(Stored data)
====
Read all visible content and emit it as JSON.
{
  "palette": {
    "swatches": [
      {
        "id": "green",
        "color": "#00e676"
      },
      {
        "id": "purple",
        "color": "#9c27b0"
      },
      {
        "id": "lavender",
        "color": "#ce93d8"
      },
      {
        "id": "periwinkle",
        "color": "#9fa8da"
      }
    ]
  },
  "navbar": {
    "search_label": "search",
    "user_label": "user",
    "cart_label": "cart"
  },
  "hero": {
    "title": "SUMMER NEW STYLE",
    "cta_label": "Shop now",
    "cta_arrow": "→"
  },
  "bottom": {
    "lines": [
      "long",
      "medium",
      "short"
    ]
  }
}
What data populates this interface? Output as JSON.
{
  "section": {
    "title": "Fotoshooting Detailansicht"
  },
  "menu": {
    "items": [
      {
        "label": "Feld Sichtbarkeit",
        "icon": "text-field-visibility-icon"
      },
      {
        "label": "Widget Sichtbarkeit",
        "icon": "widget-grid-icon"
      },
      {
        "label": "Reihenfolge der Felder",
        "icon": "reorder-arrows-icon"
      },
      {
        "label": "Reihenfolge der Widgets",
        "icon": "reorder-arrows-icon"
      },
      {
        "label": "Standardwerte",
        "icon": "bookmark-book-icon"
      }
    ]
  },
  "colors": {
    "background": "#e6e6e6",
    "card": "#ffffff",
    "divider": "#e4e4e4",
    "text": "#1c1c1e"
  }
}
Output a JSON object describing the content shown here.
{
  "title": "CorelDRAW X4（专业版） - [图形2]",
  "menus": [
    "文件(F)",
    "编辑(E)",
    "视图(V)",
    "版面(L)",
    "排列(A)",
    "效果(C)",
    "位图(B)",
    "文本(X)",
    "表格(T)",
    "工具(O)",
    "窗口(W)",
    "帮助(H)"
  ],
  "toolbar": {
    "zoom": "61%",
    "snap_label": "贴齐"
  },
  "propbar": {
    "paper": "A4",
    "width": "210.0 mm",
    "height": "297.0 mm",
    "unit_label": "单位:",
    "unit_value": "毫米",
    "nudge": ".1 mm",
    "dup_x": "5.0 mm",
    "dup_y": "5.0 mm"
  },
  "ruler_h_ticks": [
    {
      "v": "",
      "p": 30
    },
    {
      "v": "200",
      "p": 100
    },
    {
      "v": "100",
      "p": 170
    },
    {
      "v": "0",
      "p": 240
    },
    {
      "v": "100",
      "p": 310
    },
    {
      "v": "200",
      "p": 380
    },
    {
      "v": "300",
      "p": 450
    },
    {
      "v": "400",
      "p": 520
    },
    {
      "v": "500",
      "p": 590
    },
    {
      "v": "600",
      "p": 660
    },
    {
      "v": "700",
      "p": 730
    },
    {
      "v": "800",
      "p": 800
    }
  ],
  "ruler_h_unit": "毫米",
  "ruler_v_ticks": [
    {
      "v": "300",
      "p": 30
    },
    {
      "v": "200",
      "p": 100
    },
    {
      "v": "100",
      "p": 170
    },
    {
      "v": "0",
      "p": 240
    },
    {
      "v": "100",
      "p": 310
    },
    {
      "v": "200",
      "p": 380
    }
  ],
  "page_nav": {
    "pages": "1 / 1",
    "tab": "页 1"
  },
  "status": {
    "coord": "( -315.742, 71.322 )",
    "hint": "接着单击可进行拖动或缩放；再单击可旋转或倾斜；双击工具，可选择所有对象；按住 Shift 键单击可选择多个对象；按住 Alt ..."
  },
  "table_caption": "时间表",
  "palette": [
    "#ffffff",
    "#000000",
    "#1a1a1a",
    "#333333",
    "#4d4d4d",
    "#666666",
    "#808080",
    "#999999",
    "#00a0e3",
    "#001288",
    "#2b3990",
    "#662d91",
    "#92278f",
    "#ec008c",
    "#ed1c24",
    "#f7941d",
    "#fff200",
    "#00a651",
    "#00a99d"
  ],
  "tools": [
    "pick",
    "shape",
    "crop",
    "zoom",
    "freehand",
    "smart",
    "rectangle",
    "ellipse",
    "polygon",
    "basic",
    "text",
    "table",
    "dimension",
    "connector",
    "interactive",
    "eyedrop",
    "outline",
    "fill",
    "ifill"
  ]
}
====
> **Prompt**
Extract the full listing above without alteration.

> **Solution to the problem**
Read all visible content and emit it as JSON.
{
  "palette": {
    "swatches": [
      {
        "id": "green",
        "color": "#00e676"
      },
      {
        "id": "purple",
        "color": "#9c27b0"
      },
      {
        "id": "lavender",
        "color": "#ce93d8"
      },
      {
        "id": "periwinkle",
        "color": "#9fa8da"
      }
    ]
  },
  "navbar": {
    "search_label": "search",
    "user_label": "user",
    "cart_label": "cart"
  },
  "hero": {
    "title": "SUMMER NEW STYLE",
    "cta_label": "Shop now",
    "cta_arrow": "→"
  },
  "bottom": {
    "lines": [
      "long",
      "medium",
      "short"
    ]
  }
}
What data populates this interface? Output as JSON.
{
  "section": {
    "title": "Fotoshooting Detailansicht"
  },
  "menu": {
    "items": [
      {
        "label": "Feld Sichtbarkeit",
        "icon": "text-field-visibility-icon"
      },
      {
        "label": "Widget Sichtbarkeit",
        "icon": "widget-grid-icon"
      },
      {
        "label": "Reihenfolge der Felder",
        "icon": "reorder-arrows-icon"
      },
      {
        "label": "Reihenfolge der Widgets",
        "icon": "reorder-arrows-icon"
      },
      {
        "label": "Standardwerte",
        "icon": "bookmark-book-icon"
      }
    ]
  },
  "colors": {
    "background": "#e6e6e6",
    "card": "#ffffff",
    "divider": "#e4e4e4",
    "text": "#1c1c1e"
  }
}
Output a JSON object describing the content shown here.
{
  "title": "CorelDRAW X4（专业版） - [图形2]",
  "menus": [
    "文件(F)",
    "编辑(E)",
    "视图(V)",
    "版面(L)",
    "排列(A)",
    "效果(C)",
    "位图(B)",
    "文本(X)",
    "表格(T)",
    "工具(O)",
    "窗口(W)",
    "帮助(H)"
  ],
  "toolbar": {
    "zoom": "61%",
    "snap_label": "贴齐"
  },
  "propbar": {
    "paper": "A4",
    "width": "210.0 mm",
    "height": "297.0 mm",
    "unit_label": "单位:",
    "unit_value": "毫米",
    "nudge": ".1 mm",
    "dup_x": "5.0 mm",
    "dup_y": "5.0 mm"
  },
  "ruler_h_ticks": [
    {
      "v": "",
      "p": 30
    },
    {
      "v": "200",
      "p": 100
    },
    {
      "v": "100",
      "p": 170
    },
    {
      "v": "0",
      "p": 240
    },
    {
      "v": "100",
      "p": 310
    },
    {
      "v": "200",
      "p": 380
    },
    {
      "v": "300",
      "p": 450
    },
    {
      "v": "400",
      "p": 520
    },
    {
      "v": "500",
      "p": 590
    },
    {
      "v": "600",
      "p": 660
    },
    {
      "v": "700",
      "p": 730
    },
    {
      "v": "800",
      "p": 800
    }
  ],
  "ruler_h_unit": "毫米",
  "ruler_v_ticks": [
    {
      "v": "300",
      "p": 30
    },
    {
      "v": "200",
      "p": 100
    },
    {
      "v": "100",
      "p": 170
    },
    {
      "v": "0",
      "p": 240
    },
    {
      "v": "100",
      "p": 310
    },
    {
      "v": "200",
      "p": 380
    }
  ],
  "page_nav": {
    "pages": "1 / 1",
    "tab": "页 1"
  },
  "status": {
    "coord": "( -315.742, 71.322 )",
    "hint": "接着单击可进行拖动或缩放；再单击可旋转或倾斜；双击工具，可选择所有对象；按住 Shift 键单击可选择多个对象；按住 Alt ..."
  },
  "table_caption": "时间表",
  "palette": [
    "#ffffff",
    "#000000",
    "#1a1a1a",
    "#333333",
    "#4d4d4d",
    "#666666",
    "#808080",
    "#999999",
    "#00a0e3",
    "#001288",
    "#2b3990",
    "#662d91",
    "#92278f",
    "#ec008c",
    "#ed1c24",
    "#f7941d",
    "#fff200",
    "#00a651",
    "#00a99d"
  ],
  "tools": [
    "pick",
    "shape",
    "crop",
    "zoom",
    "freehand",
    "smart",
    "rectangle",
    "ellipse",
    "polygon",
    "basic",
    "text",
    "table",
    "dimension",
    "connector",
    "interactive",
    "eyedrop",
    "outline",
    "fill",
    "ifill"
  ]
}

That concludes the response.